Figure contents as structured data
__________________________________________________
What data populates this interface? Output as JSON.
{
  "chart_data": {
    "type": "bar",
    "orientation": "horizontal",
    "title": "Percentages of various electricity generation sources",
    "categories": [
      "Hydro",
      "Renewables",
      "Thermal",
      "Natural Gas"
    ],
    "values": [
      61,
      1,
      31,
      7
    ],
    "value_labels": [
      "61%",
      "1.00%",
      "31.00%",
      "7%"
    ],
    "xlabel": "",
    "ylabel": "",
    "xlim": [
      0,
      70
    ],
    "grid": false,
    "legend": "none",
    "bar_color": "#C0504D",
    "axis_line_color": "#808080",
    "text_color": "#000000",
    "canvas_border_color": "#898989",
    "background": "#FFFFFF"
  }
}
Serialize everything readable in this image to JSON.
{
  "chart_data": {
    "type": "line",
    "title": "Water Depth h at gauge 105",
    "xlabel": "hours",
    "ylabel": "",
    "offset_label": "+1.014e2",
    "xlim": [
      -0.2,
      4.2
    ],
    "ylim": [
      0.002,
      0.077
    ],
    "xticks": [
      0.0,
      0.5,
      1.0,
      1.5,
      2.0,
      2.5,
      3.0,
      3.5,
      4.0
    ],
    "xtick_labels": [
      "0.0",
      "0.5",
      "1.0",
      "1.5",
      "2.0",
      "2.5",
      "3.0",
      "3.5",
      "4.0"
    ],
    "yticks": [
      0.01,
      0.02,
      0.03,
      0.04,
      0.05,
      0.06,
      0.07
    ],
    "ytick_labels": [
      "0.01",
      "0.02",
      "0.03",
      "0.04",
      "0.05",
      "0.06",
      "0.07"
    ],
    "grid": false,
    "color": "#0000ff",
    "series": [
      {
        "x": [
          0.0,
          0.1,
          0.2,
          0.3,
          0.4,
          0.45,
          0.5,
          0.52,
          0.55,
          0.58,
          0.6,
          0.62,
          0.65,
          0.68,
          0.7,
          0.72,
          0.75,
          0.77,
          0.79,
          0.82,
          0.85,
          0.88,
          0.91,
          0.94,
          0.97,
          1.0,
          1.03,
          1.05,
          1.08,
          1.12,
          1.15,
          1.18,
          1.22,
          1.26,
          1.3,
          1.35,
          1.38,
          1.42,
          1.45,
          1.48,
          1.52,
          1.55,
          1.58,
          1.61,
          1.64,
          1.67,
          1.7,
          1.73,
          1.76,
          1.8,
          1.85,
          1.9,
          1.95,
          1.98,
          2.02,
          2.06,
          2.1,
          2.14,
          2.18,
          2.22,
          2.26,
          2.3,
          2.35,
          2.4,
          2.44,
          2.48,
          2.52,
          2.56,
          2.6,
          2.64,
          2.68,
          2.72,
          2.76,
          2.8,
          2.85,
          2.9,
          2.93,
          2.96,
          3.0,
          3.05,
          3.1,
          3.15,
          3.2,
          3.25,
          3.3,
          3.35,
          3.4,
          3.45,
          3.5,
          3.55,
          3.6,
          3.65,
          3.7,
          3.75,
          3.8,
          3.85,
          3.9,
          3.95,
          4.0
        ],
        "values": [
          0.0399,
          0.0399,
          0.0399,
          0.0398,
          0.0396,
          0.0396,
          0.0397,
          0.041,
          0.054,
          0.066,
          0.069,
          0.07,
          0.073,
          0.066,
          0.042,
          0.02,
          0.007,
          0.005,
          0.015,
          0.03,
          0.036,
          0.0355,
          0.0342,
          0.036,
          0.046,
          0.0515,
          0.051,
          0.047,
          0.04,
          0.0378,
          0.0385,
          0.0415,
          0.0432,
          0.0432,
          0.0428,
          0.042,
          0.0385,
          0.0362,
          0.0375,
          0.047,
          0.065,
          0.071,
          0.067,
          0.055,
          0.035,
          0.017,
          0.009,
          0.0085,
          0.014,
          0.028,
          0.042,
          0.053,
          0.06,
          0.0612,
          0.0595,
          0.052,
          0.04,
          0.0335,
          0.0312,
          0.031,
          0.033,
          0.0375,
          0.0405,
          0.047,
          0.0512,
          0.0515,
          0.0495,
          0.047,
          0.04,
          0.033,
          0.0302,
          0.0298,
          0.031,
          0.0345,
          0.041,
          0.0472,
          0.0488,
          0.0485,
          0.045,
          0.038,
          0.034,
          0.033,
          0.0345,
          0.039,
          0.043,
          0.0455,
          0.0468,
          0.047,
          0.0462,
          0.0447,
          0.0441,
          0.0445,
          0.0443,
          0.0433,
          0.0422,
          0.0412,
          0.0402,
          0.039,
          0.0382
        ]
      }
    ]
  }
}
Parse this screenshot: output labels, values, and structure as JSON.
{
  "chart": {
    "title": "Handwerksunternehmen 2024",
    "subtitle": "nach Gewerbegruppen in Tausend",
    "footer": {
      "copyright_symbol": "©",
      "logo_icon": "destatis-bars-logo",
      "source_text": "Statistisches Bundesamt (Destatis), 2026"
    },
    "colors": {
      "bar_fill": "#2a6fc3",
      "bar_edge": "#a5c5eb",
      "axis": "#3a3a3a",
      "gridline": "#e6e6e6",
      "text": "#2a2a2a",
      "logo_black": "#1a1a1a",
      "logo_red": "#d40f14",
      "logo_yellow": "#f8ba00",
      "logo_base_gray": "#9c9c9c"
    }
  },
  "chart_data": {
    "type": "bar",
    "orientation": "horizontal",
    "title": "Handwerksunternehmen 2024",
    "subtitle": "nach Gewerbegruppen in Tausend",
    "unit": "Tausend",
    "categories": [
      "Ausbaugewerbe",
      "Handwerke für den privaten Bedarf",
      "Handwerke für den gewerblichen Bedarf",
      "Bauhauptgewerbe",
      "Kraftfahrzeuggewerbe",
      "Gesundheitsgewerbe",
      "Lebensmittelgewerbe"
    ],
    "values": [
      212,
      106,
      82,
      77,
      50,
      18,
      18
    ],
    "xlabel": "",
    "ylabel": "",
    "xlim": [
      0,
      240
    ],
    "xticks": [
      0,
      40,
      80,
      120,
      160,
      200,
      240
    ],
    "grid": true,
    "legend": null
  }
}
__________________________________________________
[Stated problem] Copy every line in the entries above that has the string "Bedarf" in it.

[Exercise solution]
      "Handwerke für den privaten Bedarf",
      "Handwerke für den gewerblichen Bedarf",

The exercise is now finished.